• **WHAT THIS TASK INVOLVES**: Do not carry the pictures over; copy every other part of the entries exactly.

• **DATA TO USE**:
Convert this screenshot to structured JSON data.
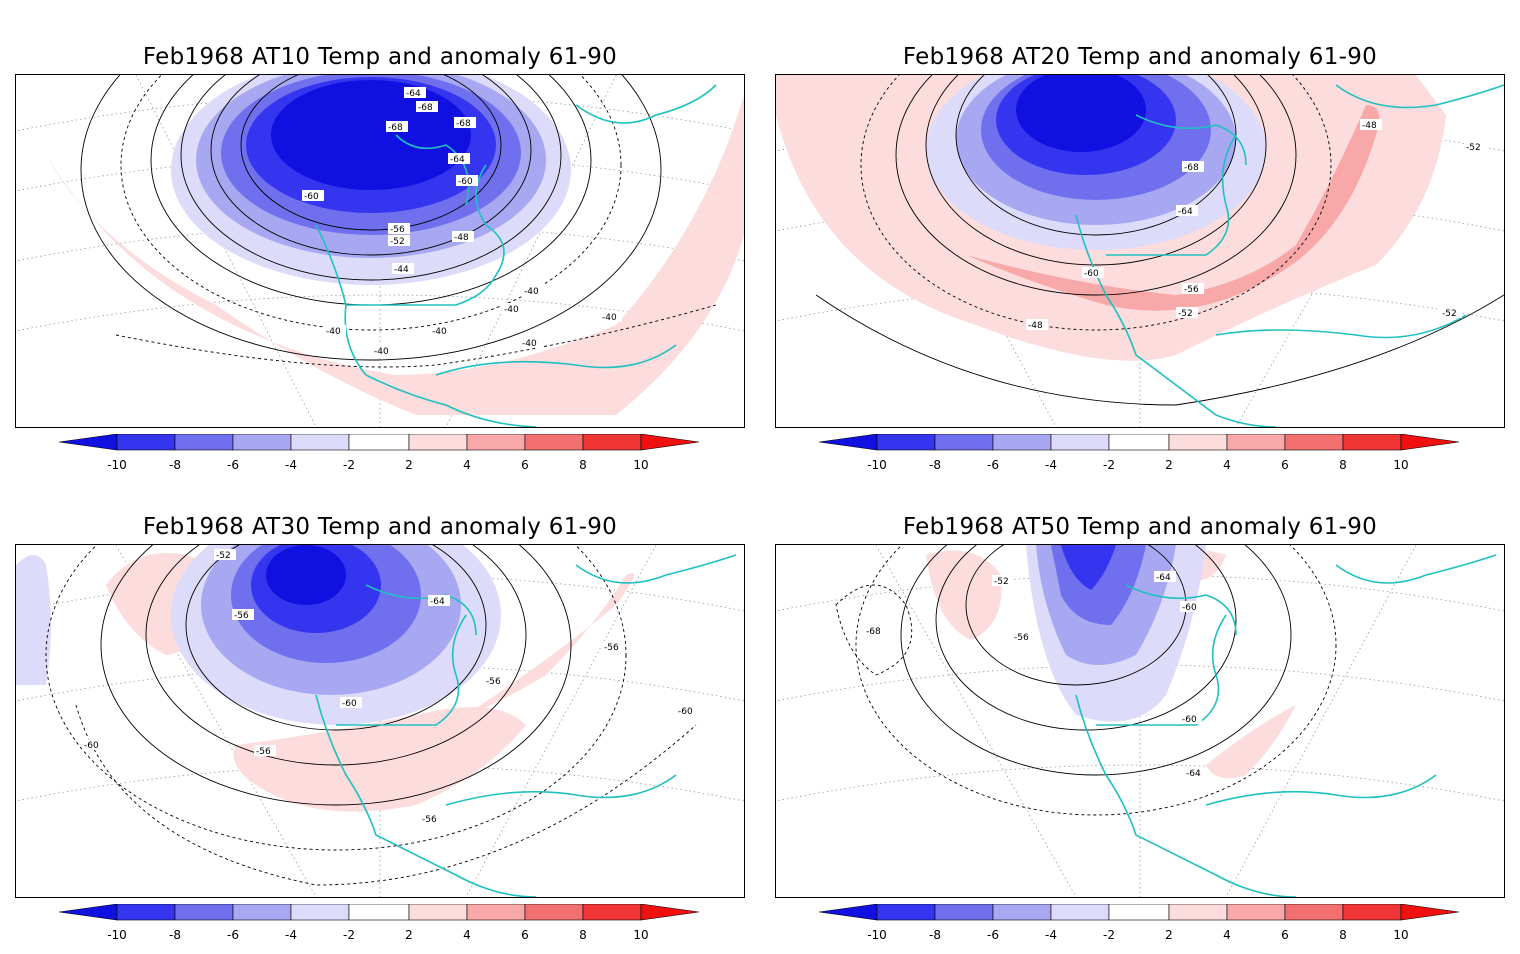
{
  "anomaly_colors": {
    "-10": "#1010e0",
    "-8": "#3535f0",
    "-6": "#7070ee",
    "-4": "#a8a8f2",
    "-2": "#dcdcfa",
    "2": "#fcdcdc",
    "4": "#f8a8a8",
    "6": "#f27070",
    "8": "#f03535",
    "10": "#f01010"
  },
  "coast_color": "#20c0c0",
  "colorbar": {
    "labels": [
      "-10",
      "-8",
      "-6",
      "-4",
      "-2",
      "2",
      "4",
      "6",
      "8",
      "10"
    ]
  },
  "panels": [
    {
      "title": "Feb1968 AT10 Temp and anomaly 61-90",
      "contour_labels": [
        "-64",
        "-68",
        "-68",
        "-68",
        "-64",
        "-60",
        "-60",
        "-56",
        "-52",
        "-48",
        "-44",
        "-40",
        "-40",
        "-40",
        "-40",
        "-40",
        "-40",
        "-40"
      ]
    },
    {
      "title": "Feb1968 AT20 Temp and anomaly 61-90",
      "contour_labels": [
        "-48",
        "-52",
        "-68",
        "-64",
        "-60",
        "-56",
        "-52",
        "-48",
        "-52"
      ]
    },
    {
      "title": "Feb1968 AT30 Temp and anomaly 61-90",
      "contour_labels": [
        "-52",
        "-56",
        "-64",
        "-56",
        "-56",
        "-60",
        "-60",
        "-60",
        "-56",
        "-56"
      ]
    },
    {
      "title": "Feb1968 AT50 Temp and anomaly 61-90",
      "contour_labels": [
        "-64",
        "-52",
        "-60",
        "-56",
        "-68",
        "-60",
        "-64"
      ]
    }
  ]
}
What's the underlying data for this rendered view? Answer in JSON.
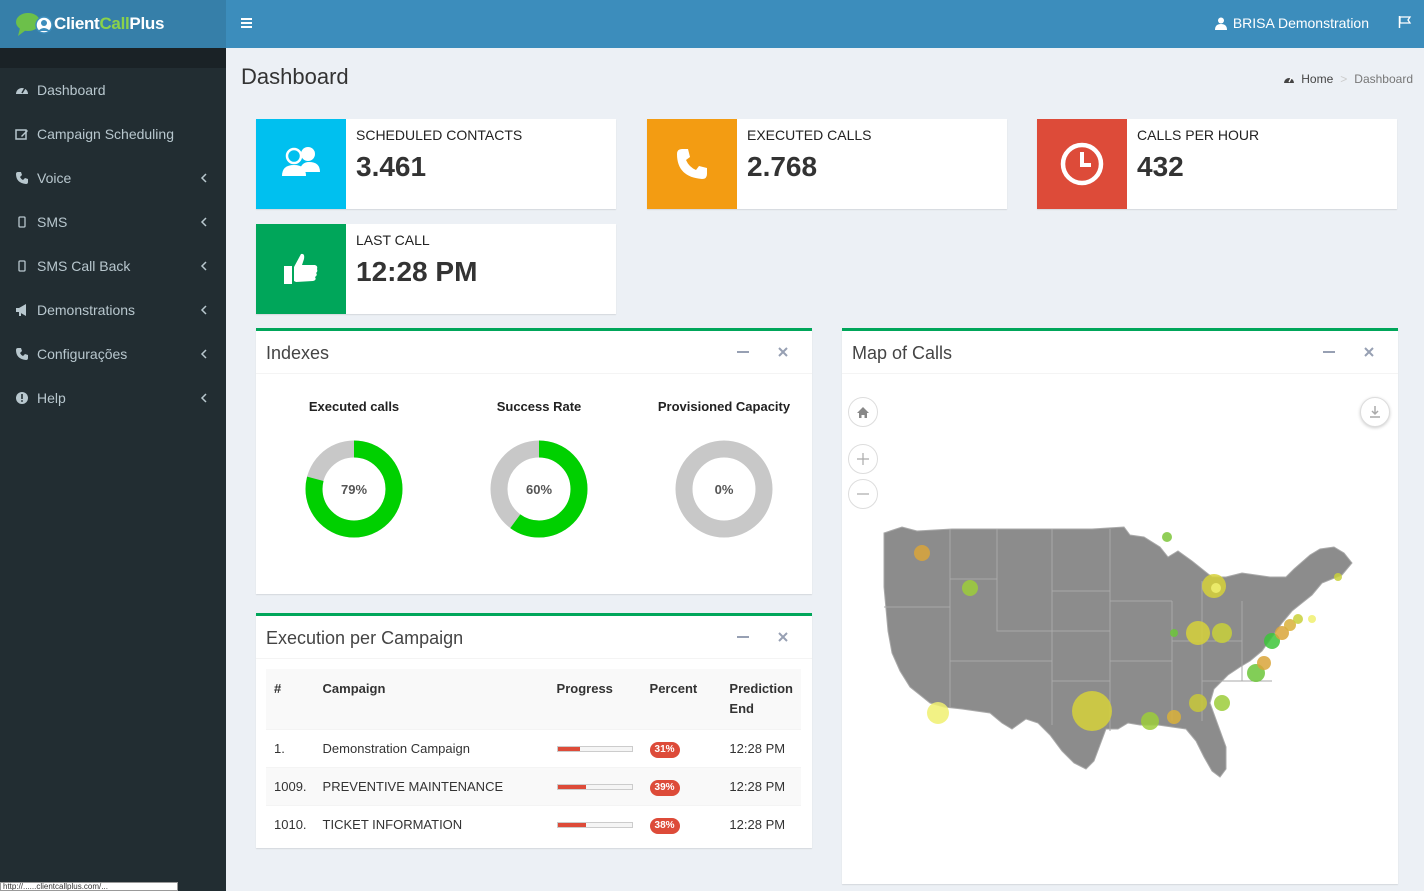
{
  "brand": {
    "part1": "Client",
    "part2": "Call",
    "part3": "Plus"
  },
  "sidebar": {
    "items": [
      {
        "label": "Dashboard",
        "icon": "dashboard-icon",
        "expandable": false
      },
      {
        "label": "Campaign Scheduling",
        "icon": "calendar-edit-icon",
        "expandable": false
      },
      {
        "label": "Voice",
        "icon": "phone-icon",
        "expandable": true
      },
      {
        "label": "SMS",
        "icon": "mobile-icon",
        "expandable": true
      },
      {
        "label": "SMS Call Back",
        "icon": "mobile-icon",
        "expandable": true
      },
      {
        "label": "Demonstrations",
        "icon": "bullhorn-icon",
        "expandable": true
      },
      {
        "label": "Configurações",
        "icon": "phone-icon",
        "expandable": true
      },
      {
        "label": "Help",
        "icon": "exclamation-circle-icon",
        "expandable": true
      }
    ],
    "status_url": "http://......clientcallplus.com/..."
  },
  "header": {
    "user": "BRISA Demonstration"
  },
  "page": {
    "title": "Dashboard"
  },
  "breadcrumb": {
    "home": "Home",
    "current": "Dashboard"
  },
  "info_boxes": [
    {
      "label": "SCHEDULED CONTACTS",
      "value": "3.461",
      "color": "#00c0ef",
      "icon": "users-icon"
    },
    {
      "label": "EXECUTED CALLS",
      "value": "2.768",
      "color": "#f39c12",
      "icon": "phone-icon"
    },
    {
      "label": "CALLS PER HOUR",
      "value": "432",
      "color": "#dd4b39",
      "icon": "clock-icon"
    },
    {
      "label": "LAST CALL",
      "value": "12:28 PM",
      "color": "#00a65a",
      "icon": "thumbs-up-icon"
    }
  ],
  "indexes": {
    "title": "Indexes",
    "donuts": [
      {
        "title": "Executed calls",
        "value": 79,
        "label": "79%"
      },
      {
        "title": "Success Rate",
        "value": 60,
        "label": "60%"
      },
      {
        "title": "Provisioned Capacity",
        "value": 0,
        "label": "0%"
      }
    ],
    "colors": {
      "fill": "#00d000",
      "track": "#c8c8c8"
    }
  },
  "campaigns": {
    "title": "Execution per Campaign",
    "columns": [
      "#",
      "Campaign",
      "Progress",
      "Percent",
      "Prediction End"
    ],
    "rows": [
      {
        "id": "1.",
        "name": "Demonstration Campaign",
        "progress": 31,
        "percent": "31%",
        "end": "12:28 PM"
      },
      {
        "id": "1009.",
        "name": "PREVENTIVE MAINTENANCE",
        "progress": 39,
        "percent": "39%",
        "end": "12:28 PM"
      },
      {
        "id": "1010.",
        "name": "TICKET INFORMATION",
        "progress": 38,
        "percent": "38%",
        "end": "12:28 PM"
      }
    ]
  },
  "map": {
    "title": "Map of Calls"
  }
}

• **SOLUTION FOR THIS TASK**:
Convert this screenshot to structured JSON data.
{
  "anomaly_colors": {
    "-10": "#1010e0",
    "-8": "#3535f0",
    "-6": "#7070ee",
    "-4": "#a8a8f2",
    "-2": "#dcdcfa",
    "2": "#fcdcdc",
    "4": "#f8a8a8",
    "6": "#f27070",
    "8": "#f03535",
    "10": "#f01010"
  },
  "coast_color": "#20c0c0",
  "colorbar": {
    "labels": [
      "-10",
      "-8",
      "-6",
      "-4",
      "-2",
      "2",
      "4",
      "6",
      "8",
      "10"
    ]
  },
  "panels": [
    {
      "title": "Feb1968 AT10 Temp and anomaly 61-90",
      "contour_labels": [
        "-64",
        "-68",
        "-68",
        "-68",
        "-64",
        "-60",
        "-60",
        "-56",
        "-52",
        "-48",
        "-44",
        "-40",
        "-40",
        "-40",
        "-40",
        "-40",
        "-40",
        "-40"
      ]
    },
    {
      "title": "Feb1968 AT20 Temp and anomaly 61-90",
      "contour_labels": [
        "-48",
        "-52",
        "-68",
        "-64",
        "-60",
        "-56",
        "-52",
        "-48",
        "-52"
      ]
    },
    {
      "title": "Feb1968 AT30 Temp and anomaly 61-90",
      "contour_labels": [
        "-52",
        "-56",
        "-64",
        "-56",
        "-56",
        "-60",
        "-60",
        "-60",
        "-56",
        "-56"
      ]
    },
    {
      "title": "Feb1968 AT50 Temp and anomaly 61-90",
      "contour_labels": [
        "-64",
        "-52",
        "-60",
        "-56",
        "-68",
        "-60",
        "-64"
      ]
    }
  ]
}
What's the underlying data for this rendered view? Answer in JSON.
{
  "brand": {
    "part1": "Client",
    "part2": "Call",
    "part3": "Plus"
  },
  "sidebar": {
    "items": [
      {
        "label": "Dashboard",
        "icon": "dashboard-icon",
        "expandable": false
      },
      {
        "label": "Campaign Scheduling",
        "icon": "calendar-edit-icon",
        "expandable": false
      },
      {
        "label": "Voice",
        "icon": "phone-icon",
        "expandable": true
      },
      {
        "label": "SMS",
        "icon": "mobile-icon",
        "expandable": true
      },
      {
        "label": "SMS Call Back",
        "icon": "mobile-icon",
        "expandable": true
      },
      {
        "label": "Demonstrations",
        "icon": "bullhorn-icon",
        "expandable": true
      },
      {
        "label": "Configurações",
        "icon": "phone-icon",
        "expandable": true
      },
      {
        "label": "Help",
        "icon": "exclamation-circle-icon",
        "expandable": true
      }
    ],
    "status_url": "http://......clientcallplus.com/..."
  },
  "header": {
    "user": "BRISA Demonstration"
  },
  "page": {
    "title": "Dashboard"
  },
  "breadcrumb": {
    "home": "Home",
    "current": "Dashboard"
  },
  "info_boxes": [
    {
      "label": "SCHEDULED CONTACTS",
      "value": "3.461",
      "color": "#00c0ef",
      "icon": "users-icon"
    },
    {
      "label": "EXECUTED CALLS",
      "value": "2.768",
      "color": "#f39c12",
      "icon": "phone-icon"
    },
    {
      "label": "CALLS PER HOUR",
      "value": "432",
      "color": "#dd4b39",
      "icon": "clock-icon"
    },
    {
      "label": "LAST CALL",
      "value": "12:28 PM",
      "color": "#00a65a",
      "icon": "thumbs-up-icon"
    }
  ],
  "indexes": {
    "title": "Indexes",
    "donuts": [
      {
        "title": "Executed calls",
        "value": 79,
        "label": "79%"
      },
      {
        "title": "Success Rate",
        "value": 60,
        "label": "60%"
      },
      {
        "title": "Provisioned Capacity",
        "value": 0,
        "label": "0%"
      }
    ],
    "colors": {
      "fill": "#00d000",
      "track": "#c8c8c8"
    }
  },
  "campaigns": {
    "title": "Execution per Campaign",
    "columns": [
      "#",
      "Campaign",
      "Progress",
      "Percent",
      "Prediction End"
    ],
    "rows": [
      {
        "id": "1.",
        "name": "Demonstration Campaign",
        "progress": 31,
        "percent": "31%",
        "end": "12:28 PM"
      },
      {
        "id": "1009.",
        "name": "PREVENTIVE MAINTENANCE",
        "progress": 39,
        "percent": "39%",
        "end": "12:28 PM"
      },
      {
        "id": "1010.",
        "name": "TICKET INFORMATION",
        "progress": 38,
        "percent": "38%",
        "end": "12:28 PM"
      }
    ]
  },
  "map": {
    "title": "Map of Calls"
  }
}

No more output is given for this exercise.